Page>
..............................
Through the years, the popularity of food trucks exploded from coast to coast, with many trucks serving high-end fast food to taste savvy consumers.
Customers are able to access Twitter and Facebook to track their favorite catering trucks’ daily location as well as specials. Catering companies like Kogi BBQ combined the use of Twitter as a real time marketing and promotional tool and Internet based bulletin to “Tweet” customers with the latest menu items and truck locations.
But Adam Davidson with the New York Times claims the street-vendor market in the city of New York is a failing business model.
Davidson blames the demise of food trucks on New York’s numerous and conflicting regulations mandated by the departments of Health, Sanitation, Transportation and Consumer Affairs.
According to City Councilman Dan Garodnick, it’s nearly impossible (even if you fill out the right paperwork) to operate a truck without breaking some law. Trucks can’t sell food if they’re parked in a metered space, or if they’re within 200 feet of a school, or within 500 feet of a public market.
..............................
Entries provided>
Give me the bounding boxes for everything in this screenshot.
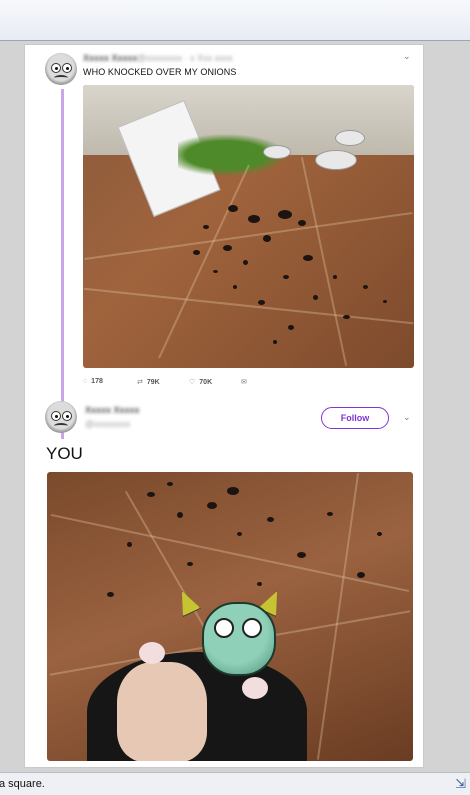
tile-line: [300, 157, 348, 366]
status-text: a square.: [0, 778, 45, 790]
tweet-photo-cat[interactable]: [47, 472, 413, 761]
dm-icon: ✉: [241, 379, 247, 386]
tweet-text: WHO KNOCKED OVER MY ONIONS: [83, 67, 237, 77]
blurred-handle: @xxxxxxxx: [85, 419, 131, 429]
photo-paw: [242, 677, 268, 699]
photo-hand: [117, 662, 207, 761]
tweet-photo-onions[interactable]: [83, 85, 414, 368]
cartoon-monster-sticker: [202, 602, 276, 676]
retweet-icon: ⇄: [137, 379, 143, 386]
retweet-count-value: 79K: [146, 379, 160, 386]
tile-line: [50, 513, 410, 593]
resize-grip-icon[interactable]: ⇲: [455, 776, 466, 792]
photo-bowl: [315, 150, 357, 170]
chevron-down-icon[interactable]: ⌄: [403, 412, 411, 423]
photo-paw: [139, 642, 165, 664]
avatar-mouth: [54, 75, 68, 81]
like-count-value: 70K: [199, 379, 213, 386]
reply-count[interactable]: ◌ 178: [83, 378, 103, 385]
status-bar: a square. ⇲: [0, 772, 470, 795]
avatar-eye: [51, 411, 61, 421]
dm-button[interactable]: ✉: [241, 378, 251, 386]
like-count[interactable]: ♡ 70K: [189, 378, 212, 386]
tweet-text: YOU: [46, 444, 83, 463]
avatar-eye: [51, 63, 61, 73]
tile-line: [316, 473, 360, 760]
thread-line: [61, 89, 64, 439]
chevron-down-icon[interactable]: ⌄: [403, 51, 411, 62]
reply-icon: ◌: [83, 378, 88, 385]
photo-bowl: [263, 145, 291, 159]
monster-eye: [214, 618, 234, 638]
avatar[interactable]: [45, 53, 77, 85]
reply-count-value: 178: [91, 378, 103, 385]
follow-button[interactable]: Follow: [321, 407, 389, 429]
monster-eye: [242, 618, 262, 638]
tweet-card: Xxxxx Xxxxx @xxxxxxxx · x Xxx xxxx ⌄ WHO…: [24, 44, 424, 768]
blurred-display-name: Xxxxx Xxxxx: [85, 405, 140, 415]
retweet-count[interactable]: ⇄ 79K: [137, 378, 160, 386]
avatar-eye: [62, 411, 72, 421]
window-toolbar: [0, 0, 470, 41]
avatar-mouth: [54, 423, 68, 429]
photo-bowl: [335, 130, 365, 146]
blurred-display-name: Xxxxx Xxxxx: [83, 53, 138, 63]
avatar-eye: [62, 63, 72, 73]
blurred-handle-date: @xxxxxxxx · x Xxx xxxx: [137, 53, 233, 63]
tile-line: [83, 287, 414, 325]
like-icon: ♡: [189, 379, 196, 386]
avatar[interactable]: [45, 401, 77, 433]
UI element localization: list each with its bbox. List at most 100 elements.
..............................
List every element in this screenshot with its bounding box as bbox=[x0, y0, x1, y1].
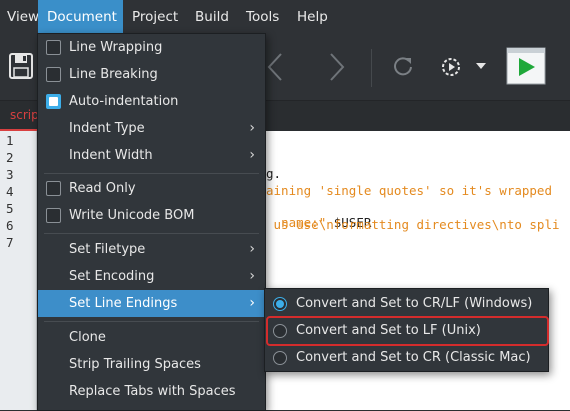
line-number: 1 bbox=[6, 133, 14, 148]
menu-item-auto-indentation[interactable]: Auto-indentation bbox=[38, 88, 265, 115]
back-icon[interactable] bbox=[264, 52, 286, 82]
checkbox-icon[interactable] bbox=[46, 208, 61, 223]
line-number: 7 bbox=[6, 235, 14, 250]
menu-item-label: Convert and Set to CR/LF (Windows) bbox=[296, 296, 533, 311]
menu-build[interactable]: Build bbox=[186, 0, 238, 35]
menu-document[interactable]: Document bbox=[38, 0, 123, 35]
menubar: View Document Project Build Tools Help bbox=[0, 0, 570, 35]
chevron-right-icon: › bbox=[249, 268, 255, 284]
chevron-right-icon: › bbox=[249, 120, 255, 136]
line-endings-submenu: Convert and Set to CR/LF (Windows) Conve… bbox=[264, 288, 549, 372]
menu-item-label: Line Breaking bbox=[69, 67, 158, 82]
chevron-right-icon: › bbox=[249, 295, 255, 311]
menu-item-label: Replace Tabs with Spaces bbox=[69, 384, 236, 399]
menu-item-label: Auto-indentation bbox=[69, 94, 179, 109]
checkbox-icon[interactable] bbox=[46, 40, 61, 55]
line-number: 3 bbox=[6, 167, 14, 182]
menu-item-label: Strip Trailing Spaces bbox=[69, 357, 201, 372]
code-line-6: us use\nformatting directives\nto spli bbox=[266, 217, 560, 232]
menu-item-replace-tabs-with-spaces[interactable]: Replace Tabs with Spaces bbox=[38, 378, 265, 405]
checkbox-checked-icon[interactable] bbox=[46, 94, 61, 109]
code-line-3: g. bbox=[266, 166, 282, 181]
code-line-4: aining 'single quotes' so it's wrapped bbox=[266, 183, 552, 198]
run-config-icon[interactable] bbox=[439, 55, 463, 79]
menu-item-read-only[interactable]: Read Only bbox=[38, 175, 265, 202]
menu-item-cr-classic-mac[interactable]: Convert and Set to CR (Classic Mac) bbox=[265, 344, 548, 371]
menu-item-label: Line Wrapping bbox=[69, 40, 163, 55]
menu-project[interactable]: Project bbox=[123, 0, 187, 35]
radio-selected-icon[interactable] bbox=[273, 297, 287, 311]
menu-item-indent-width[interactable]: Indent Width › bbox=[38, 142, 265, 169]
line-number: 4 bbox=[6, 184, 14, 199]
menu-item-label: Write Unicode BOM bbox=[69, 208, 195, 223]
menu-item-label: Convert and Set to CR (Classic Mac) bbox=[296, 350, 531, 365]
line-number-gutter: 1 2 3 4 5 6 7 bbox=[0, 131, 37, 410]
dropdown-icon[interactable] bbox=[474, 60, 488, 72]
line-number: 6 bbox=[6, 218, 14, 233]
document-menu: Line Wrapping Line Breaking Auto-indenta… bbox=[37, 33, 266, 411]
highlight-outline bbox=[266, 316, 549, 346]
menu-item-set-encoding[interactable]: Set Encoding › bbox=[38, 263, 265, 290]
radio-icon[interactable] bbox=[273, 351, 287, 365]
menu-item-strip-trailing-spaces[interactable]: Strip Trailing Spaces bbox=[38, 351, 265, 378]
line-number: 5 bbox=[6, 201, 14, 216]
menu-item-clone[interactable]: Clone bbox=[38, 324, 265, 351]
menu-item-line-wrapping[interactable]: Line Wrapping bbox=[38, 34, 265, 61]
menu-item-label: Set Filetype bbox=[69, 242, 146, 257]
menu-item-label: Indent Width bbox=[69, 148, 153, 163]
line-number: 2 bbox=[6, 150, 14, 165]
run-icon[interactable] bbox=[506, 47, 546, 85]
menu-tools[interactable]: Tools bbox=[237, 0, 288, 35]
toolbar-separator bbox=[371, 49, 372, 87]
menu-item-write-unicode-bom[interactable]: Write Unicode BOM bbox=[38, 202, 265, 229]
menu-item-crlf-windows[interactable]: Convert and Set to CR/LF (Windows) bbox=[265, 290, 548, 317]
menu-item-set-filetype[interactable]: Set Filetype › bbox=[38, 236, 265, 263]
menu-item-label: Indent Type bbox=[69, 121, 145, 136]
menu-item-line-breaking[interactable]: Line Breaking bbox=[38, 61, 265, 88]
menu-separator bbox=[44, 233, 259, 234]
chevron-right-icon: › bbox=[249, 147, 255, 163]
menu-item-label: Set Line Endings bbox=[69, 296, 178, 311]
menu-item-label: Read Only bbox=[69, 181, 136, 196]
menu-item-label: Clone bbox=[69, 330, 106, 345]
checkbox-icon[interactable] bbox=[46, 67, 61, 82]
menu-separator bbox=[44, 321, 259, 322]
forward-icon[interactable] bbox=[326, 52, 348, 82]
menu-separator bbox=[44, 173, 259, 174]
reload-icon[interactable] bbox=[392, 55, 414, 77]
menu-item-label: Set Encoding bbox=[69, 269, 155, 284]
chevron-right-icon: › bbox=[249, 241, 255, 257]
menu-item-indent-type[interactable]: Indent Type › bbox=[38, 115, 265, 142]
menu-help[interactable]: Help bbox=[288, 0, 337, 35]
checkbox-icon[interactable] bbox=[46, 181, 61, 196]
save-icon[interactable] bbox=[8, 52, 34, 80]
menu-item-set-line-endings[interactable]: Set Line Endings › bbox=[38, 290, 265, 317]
..............................
Required actions>
1. Rewrite the food truck text's paragraph that begins "According to City Councilman Dan Garodnick" as a short bulleted list that keeps its main facts.
2. Repeat the food truck text word for word, starting with "Davidson blames the" and going on through "a public market.".
3. Carry on the food truck text from the point where it stops.

Responses to the tasks>
1.
- City Councilman Dan Garodnick says it's nearly impossible to run a truck without breaking some law, even with the right paperwork.
- Trucks can't sell food while parked in a metered space.
- They can't sell within 200 feet of a school.
- They can't sell within 500 feet of a public market.

2.
Davidson blames the demise of food trucks on New York’s numerous and conflicting regulations mandated by the departments of Health, Sanitation, Transportation and Consumer Affairs.
According to City Councilman Dan Garodnick, it’s nearly impossible (even if you fill out the right paperwork) to operate a truck without breaking some law. Trucks can’t sell food if they’re parked in a metered space, or if they’re within 200 feet of a school, or within 500 feet of a public market.

3.
And Davidson points out enforcement is highly erratic. Trucks in Chelsea are rarely bothered, but in Midtown South, where there’s a need for more lunch options, the N.Y.P.D. has a dedicated team of vendor-busting cops.
“One month, we get no tickets,” said Thomas DeGeest, the founder of Wafels & Dinges, a popular mobile-food businesses that sells waffles and things. “The next month, we get tickets every day.”
Davidson claims DeGeest had two trucks and five carts when he decided he couldn’t keep investing in a business that was so vulnerable to overzealous cops or city bureaucracy. “Instead, DeGeest reluctantly decided to open a regular old stationary restaurant.”
Davidson concludes that the food-truck business in New York is a classic case of bureaucratic inertia, and says many of the rules governing location were written decades ago. In the ’80s, the city capped the number of carts and trucks at 3,000 (plus 1,000 more from April to October).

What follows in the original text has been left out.